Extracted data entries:

>> BEGIN

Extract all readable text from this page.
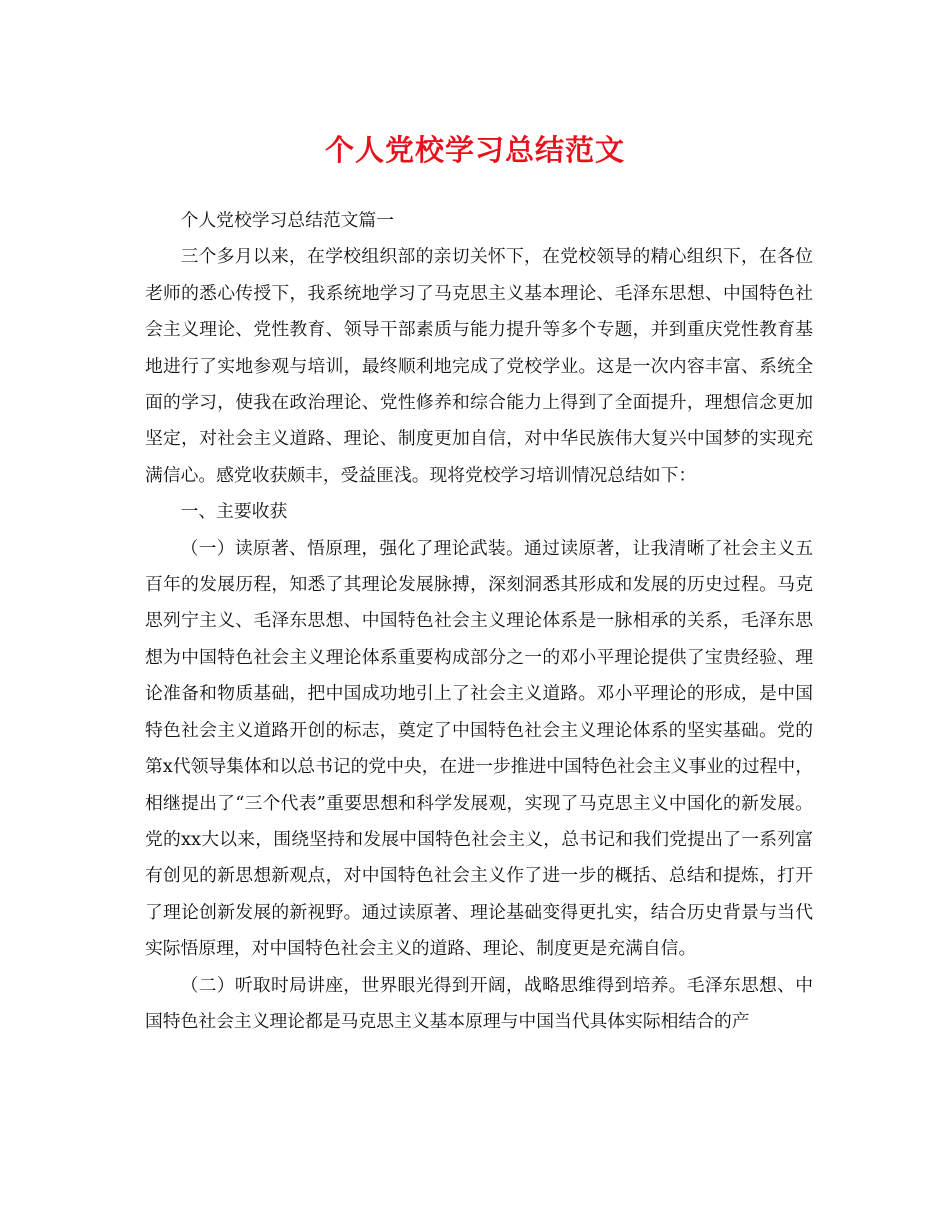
个人党校学习总结范文

个人党校学习总结范文篇一

三个多月以来，在学校组织部的亲切关怀下，在党校领导的精心组织下，在各位老师的悉心传授下，我系统地学习了马克思主义基本理论、毛泽东思想、中国特色社会主义理论、党性教育、领导干部素质与能力提升等多个专题，并到重庆党性教育基地进行了实地参观与培训，最终顺利地完成了党校学业。这是一次内容丰富、系统全面的学习，使我在政治理论、党性修养和综合能力上得到了全面提升，理想信念更加坚定，对社会主义道路、理论、制度更加自信，对中华民族伟大复兴中国梦的实现充满信心。感党收获颇丰，受益匪浅。现将党校学习培训情况总结如下：

一、主要收获

（一）读原著、悟原理，强化了理论武装。通过读原著，让我清晰了社会主义五百年的发展历程，知悉了其理论发展脉搏，深刻洞悉其形成和发展的历史过程。马克思列宁主义、毛泽东思想、中国特色社会主义理论体系是一脉相承的关系，毛泽东思想为中国特色社会主义理论体系重要构成部分之一的邓小平理论提供了宝贵经验、理论准备和物质基础，把中国成功地引上了社会主义道路。邓小平理论的形成，是中国特色社会主义道路开创的标志，奠定了中国特色社会主义理论体系的坚实基础。党的第x代领导集体和以总书记的党中央，在进一步推进中国特色社会主义事业的过程中，相继提出了“三个代表”重要思想和科学发展观，实现了马克思主义中国化的新发展。党的xx大以来，围绕坚持和发展中国特色社会主义，总书记和我们党提出了一系列富有创见的新思想新观点，对中国特色社会主义作了进一步的概括、总结和提炼，打开了理论创新发展的新视野。通过读原著、理论基础变得更扎实，结合历史背景与当代实际悟原理，对中国特色社会主义的道路、理论、制度更是充满自信。

（二）听取时局讲座，世界眼光得到开阔，战略思维得到培养。毛泽东思想、中国特色社会主义理论都是马克思主义基本原理与中国当代具体实际相结合的产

>> END

### Directions for this task
Keep the pictures out of your copy, and repeat every entry above exactly.

### Answer to the exercise
Extract all readable text from this page.
个人党校学习总结范文

个人党校学习总结范文篇一

三个多月以来，在学校组织部的亲切关怀下，在党校领导的精心组织下，在各位老师的悉心传授下，我系统地学习了马克思主义基本理论、毛泽东思想、中国特色社会主义理论、党性教育、领导干部素质与能力提升等多个专题，并到重庆党性教育基地进行了实地参观与培训，最终顺利地完成了党校学业。这是一次内容丰富、系统全面的学习，使我在政治理论、党性修养和综合能力上得到了全面提升，理想信念更加坚定，对社会主义道路、理论、制度更加自信，对中华民族伟大复兴中国梦的实现充满信心。感党收获颇丰，受益匪浅。现将党校学习培训情况总结如下：

一、主要收获

（一）读原著、悟原理，强化了理论武装。通过读原著，让我清晰了社会主义五百年的发展历程，知悉了其理论发展脉搏，深刻洞悉其形成和发展的历史过程。马克思列宁主义、毛泽东思想、中国特色社会主义理论体系是一脉相承的关系，毛泽东思想为中国特色社会主义理论体系重要构成部分之一的邓小平理论提供了宝贵经验、理论准备和物质基础，把中国成功地引上了社会主义道路。邓小平理论的形成，是中国特色社会主义道路开创的标志，奠定了中国特色社会主义理论体系的坚实基础。党的第x代领导集体和以总书记的党中央，在进一步推进中国特色社会主义事业的过程中，相继提出了“三个代表”重要思想和科学发展观，实现了马克思主义中国化的新发展。党的xx大以来，围绕坚持和发展中国特色社会主义，总书记和我们党提出了一系列富有创见的新思想新观点，对中国特色社会主义作了进一步的概括、总结和提炼，打开了理论创新发展的新视野。通过读原著、理论基础变得更扎实，结合历史背景与当代实际悟原理，对中国特色社会主义的道路、理论、制度更是充满自信。

（二）听取时局讲座，世界眼光得到开阔，战略思维得到培养。毛泽东思想、中国特色社会主义理论都是马克思主义基本原理与中国当代具体实际相结合的产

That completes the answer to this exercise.